Google's stock-based compensation totaled $2.3 billion for the quarter, up 21% year-over-year. Operating income was $9 billion, up 17% versus last year, and the operating margin was 27.6%. Accrued capex for the quarter was $5.3 billion, reflecting investments in production equipment, data center construction, and facilities.

Let me now turn and talk about Other Bets. Other Bets revenues were $145 million, primarily generated by Fiver and Verily. Operating loss was $732 million for the second quarter. Other Bets accrued capex was $10 million. We're pleased with our progress across Other Bets. A couple of update. Waymo expanded it's partnership with Fiat Chrysler with the option to add up to 62,000 Chrysler Pacifica Minivans to its self-driving fleet. Last week, Waymo announced that it has driven more than 8 million fully autonomous miles, with most of those on city streets.

- _Extracted entries_
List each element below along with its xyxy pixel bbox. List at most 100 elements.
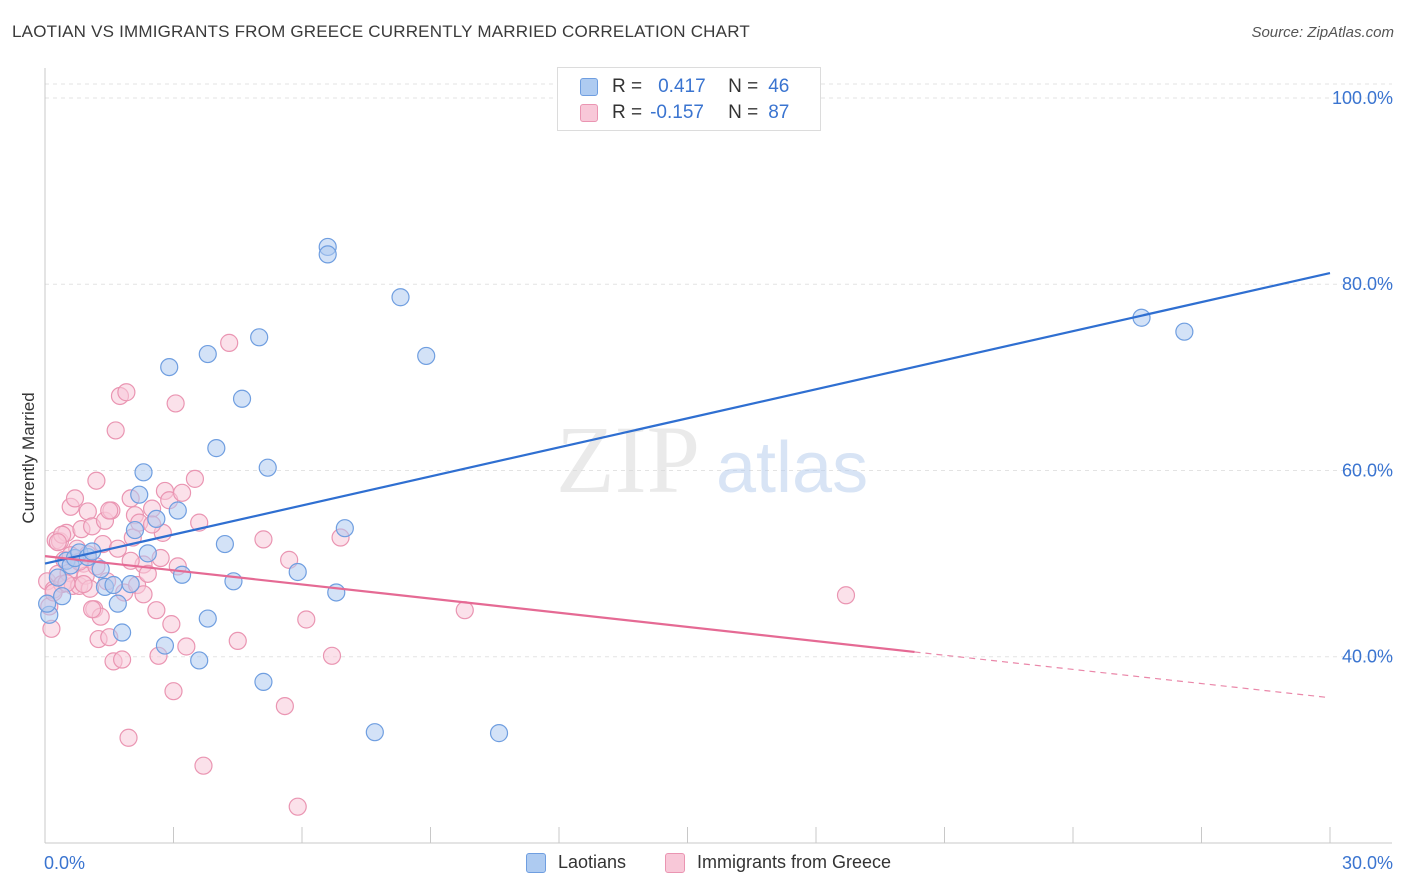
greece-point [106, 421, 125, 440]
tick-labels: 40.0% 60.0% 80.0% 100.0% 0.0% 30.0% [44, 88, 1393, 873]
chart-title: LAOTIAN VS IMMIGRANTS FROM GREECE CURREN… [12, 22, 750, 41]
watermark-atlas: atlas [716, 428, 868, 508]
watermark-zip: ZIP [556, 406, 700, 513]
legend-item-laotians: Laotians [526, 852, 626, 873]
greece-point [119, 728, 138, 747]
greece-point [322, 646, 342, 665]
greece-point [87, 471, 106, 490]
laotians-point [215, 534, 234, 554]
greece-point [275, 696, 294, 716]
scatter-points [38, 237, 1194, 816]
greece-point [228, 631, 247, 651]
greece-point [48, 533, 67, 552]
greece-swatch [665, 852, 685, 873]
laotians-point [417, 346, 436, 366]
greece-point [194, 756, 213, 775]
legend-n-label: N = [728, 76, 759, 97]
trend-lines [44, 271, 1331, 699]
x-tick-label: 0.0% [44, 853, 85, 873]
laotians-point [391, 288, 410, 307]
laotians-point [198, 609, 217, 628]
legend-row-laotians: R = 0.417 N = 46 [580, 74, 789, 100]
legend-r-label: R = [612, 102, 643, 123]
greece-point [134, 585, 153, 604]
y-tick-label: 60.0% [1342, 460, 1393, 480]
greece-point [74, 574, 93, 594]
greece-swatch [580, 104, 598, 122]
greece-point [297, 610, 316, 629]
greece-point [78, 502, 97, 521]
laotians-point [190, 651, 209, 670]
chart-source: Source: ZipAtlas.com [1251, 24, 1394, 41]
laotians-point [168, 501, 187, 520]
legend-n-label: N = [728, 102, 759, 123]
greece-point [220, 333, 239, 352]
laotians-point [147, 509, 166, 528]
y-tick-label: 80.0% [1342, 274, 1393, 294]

- _Written request_
List every dollar figure in the earnings passage, each with the measure it reports.

- _Complete output_
- $2.3 billion: Google's stock-based compensation for the quarter
- $9 billion: operating income
- $5.3 billion: accrued capex for the quarter
- $145 million: Other Bets revenues
- $732 million: Other Bets operating loss for the second quarter
- $10 million: Other Bets accrued capex